- Problem to solve:
Take every line from the material that has the word "arrow" in it.

(Collected data entries)
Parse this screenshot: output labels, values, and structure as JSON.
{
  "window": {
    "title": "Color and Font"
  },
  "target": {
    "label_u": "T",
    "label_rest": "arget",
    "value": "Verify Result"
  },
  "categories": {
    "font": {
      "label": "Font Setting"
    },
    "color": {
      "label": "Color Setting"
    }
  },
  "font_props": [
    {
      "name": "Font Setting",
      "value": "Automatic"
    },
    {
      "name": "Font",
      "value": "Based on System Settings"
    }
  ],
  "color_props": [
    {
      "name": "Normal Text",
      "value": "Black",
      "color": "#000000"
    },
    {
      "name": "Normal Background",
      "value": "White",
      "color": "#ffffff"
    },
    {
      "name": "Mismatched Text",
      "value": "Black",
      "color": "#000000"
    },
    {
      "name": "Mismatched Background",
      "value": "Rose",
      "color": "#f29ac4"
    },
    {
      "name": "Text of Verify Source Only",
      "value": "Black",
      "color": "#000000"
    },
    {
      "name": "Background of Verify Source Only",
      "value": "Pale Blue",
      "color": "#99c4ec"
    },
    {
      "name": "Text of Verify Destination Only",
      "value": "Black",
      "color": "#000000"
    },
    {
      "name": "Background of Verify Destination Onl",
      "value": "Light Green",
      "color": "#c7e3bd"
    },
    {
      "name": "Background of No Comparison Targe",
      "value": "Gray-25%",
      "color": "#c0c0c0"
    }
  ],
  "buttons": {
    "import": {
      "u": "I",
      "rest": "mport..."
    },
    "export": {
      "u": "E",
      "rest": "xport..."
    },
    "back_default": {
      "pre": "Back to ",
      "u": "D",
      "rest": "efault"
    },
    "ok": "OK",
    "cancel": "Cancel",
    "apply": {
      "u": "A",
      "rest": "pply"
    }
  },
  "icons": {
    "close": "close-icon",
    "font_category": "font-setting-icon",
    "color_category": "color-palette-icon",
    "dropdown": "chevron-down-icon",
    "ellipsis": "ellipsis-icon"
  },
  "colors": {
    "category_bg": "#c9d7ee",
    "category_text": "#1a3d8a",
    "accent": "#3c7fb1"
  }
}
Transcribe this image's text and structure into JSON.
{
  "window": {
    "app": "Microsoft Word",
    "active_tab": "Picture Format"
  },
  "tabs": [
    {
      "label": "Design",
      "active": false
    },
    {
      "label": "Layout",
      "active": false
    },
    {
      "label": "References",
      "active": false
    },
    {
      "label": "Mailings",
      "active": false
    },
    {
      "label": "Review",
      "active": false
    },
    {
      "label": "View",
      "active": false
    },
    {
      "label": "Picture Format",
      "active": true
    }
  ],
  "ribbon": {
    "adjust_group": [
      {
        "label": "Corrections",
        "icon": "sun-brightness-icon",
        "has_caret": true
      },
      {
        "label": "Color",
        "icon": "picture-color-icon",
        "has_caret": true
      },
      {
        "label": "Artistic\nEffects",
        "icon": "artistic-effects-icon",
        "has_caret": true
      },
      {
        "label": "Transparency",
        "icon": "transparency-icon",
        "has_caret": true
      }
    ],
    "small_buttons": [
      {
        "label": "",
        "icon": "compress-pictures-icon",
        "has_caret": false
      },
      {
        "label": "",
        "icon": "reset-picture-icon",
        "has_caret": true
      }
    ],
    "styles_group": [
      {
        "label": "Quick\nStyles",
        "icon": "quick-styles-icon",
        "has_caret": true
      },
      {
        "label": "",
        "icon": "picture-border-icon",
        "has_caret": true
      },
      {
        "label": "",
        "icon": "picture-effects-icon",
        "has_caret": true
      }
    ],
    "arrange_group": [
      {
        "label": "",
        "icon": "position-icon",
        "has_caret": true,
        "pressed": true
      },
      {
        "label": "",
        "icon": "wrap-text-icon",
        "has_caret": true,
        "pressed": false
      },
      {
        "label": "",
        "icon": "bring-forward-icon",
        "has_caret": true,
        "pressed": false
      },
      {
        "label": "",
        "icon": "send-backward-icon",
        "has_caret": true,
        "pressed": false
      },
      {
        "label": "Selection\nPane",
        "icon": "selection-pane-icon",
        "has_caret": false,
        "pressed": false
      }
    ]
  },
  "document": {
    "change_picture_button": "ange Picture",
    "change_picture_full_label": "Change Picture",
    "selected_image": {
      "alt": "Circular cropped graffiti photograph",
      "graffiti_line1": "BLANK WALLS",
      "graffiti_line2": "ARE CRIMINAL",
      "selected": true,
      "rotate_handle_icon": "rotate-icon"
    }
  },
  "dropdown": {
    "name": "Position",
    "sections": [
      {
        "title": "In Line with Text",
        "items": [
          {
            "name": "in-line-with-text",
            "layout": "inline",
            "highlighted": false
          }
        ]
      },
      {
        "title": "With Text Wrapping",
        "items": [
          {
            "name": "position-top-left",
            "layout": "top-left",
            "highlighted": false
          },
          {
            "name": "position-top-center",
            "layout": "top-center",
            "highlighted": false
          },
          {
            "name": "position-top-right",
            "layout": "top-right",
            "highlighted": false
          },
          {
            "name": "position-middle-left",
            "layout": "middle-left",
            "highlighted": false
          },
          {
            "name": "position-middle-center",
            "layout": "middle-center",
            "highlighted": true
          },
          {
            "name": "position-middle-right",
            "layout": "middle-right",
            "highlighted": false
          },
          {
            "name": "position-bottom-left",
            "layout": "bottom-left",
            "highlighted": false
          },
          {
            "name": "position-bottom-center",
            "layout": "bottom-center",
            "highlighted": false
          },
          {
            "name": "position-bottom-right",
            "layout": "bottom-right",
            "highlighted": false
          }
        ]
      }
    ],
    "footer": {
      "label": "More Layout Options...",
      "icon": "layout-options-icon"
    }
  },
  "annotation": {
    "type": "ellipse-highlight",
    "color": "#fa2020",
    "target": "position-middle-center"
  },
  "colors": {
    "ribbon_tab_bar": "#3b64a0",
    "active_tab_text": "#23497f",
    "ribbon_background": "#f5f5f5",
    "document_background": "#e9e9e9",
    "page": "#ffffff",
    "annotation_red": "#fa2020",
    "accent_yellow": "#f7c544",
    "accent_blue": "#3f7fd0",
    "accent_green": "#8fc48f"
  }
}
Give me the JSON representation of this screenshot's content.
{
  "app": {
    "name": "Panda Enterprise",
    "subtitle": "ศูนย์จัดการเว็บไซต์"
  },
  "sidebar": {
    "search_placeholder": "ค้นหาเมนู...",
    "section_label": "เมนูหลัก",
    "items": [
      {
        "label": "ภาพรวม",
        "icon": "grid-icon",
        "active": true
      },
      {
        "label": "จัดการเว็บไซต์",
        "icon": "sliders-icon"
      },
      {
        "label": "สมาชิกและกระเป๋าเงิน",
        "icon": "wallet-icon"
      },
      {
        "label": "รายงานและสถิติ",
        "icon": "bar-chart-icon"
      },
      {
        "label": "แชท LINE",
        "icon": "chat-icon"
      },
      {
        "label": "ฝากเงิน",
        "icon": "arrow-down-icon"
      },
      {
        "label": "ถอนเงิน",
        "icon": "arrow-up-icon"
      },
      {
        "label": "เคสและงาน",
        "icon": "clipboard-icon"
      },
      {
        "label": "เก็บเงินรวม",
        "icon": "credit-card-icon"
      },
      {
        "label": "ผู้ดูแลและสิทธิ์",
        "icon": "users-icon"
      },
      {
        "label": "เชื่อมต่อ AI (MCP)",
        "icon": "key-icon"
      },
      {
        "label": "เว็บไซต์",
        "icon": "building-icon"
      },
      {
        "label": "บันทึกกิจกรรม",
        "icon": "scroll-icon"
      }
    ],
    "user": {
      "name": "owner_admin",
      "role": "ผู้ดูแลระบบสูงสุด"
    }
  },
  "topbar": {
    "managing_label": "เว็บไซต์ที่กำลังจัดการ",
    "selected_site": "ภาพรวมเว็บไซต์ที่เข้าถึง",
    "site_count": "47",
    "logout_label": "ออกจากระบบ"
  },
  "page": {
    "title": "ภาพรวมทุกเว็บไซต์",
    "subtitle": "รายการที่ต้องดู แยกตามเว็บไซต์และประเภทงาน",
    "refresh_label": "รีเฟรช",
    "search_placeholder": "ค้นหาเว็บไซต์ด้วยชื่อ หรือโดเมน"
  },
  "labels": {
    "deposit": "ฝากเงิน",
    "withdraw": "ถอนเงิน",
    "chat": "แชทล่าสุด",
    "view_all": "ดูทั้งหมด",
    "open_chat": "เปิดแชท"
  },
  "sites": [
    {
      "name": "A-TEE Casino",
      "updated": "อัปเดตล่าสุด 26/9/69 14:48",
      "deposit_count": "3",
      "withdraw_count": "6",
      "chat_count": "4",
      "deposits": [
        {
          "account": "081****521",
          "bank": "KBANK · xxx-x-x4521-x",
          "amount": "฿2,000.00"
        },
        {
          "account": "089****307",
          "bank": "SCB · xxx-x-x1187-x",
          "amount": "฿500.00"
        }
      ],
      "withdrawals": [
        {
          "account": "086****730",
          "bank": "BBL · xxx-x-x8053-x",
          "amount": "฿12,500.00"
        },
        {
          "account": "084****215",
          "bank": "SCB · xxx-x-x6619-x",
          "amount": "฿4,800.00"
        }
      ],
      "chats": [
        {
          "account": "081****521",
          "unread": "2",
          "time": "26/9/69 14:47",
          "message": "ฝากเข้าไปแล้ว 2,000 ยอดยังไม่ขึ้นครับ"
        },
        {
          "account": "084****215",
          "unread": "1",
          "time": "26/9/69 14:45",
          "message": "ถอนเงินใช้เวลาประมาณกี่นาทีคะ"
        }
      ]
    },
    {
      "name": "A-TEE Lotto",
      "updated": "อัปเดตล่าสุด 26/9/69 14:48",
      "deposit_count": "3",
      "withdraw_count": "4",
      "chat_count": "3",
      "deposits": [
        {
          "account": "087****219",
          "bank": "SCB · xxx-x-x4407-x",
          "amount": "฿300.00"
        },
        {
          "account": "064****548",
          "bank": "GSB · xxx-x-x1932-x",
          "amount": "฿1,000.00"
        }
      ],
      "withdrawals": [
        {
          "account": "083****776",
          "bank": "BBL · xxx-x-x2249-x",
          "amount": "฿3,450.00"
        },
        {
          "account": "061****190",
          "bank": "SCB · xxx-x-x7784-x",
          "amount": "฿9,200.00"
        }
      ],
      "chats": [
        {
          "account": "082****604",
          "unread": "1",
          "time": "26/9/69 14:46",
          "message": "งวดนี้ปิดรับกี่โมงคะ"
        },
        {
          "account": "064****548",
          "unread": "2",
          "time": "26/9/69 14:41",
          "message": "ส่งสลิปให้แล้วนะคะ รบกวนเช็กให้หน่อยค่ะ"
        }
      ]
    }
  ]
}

- Reply to the exercise:
        "icon": "arrow-down-icon"
        "icon": "arrow-up-icon"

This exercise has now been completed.